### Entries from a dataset
•••

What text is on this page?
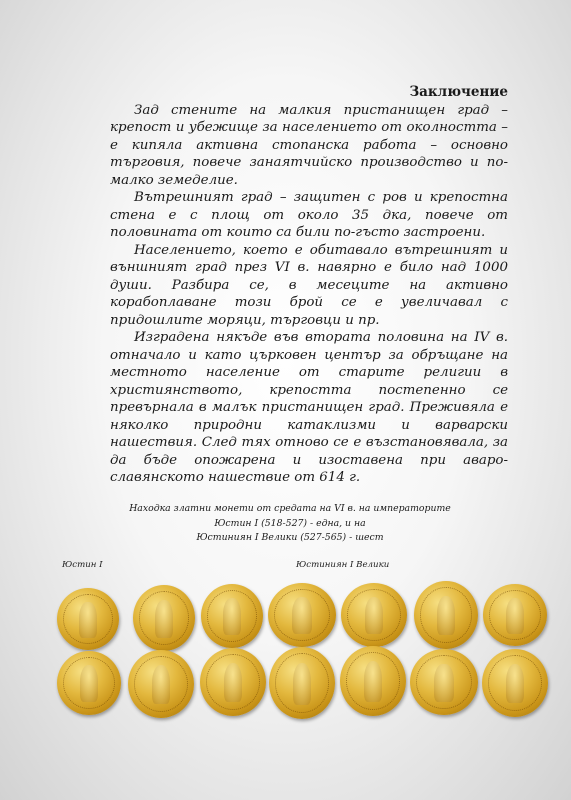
Заключение

Зад стените на малкия пристанищен град – крепост и убежище за населението от околността – е кипяла активна стопанска работа – основно търговия, повече занаятчийско производство и по-малко земеделие.

Вътрешният град – защитен с ров и крепостна стена е с площ от около 35 дка, повече от половината от които са били по-гъсто застроени.

Населението, което е обитавало вътрешният и външният град през VI в. навярно е било над 1000 души. Разбира се, в месеците на активно корабоплаване този брой се е увеличавал с придошлите моряци, търговци и пр.

Изградена някъде във втората половина на IV в. отначало и като църковен център за обръщане на местното население от старите религии в християнството, крепостта постепенно се превърнала в малък пристанищен град. Преживяла е няколко природни катаклизми и варварски нашествия. След тях отново се е възстановявала, за да бъде опожарена и изоставена при аваро-славянското нашествие от 614 г.

Находка златни монети от средата на VI в. на императорите
Юстин I (518-527) - една, и на
Юстиниян I Велики (527-565) - шест
Юстин I	Юстиниян I Велики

•••

### WHAT TO WORK ON
Across the entries, how many lines contain "повече"? Reply with the number only.

### ANSWER FOR THIS EXERCISE
2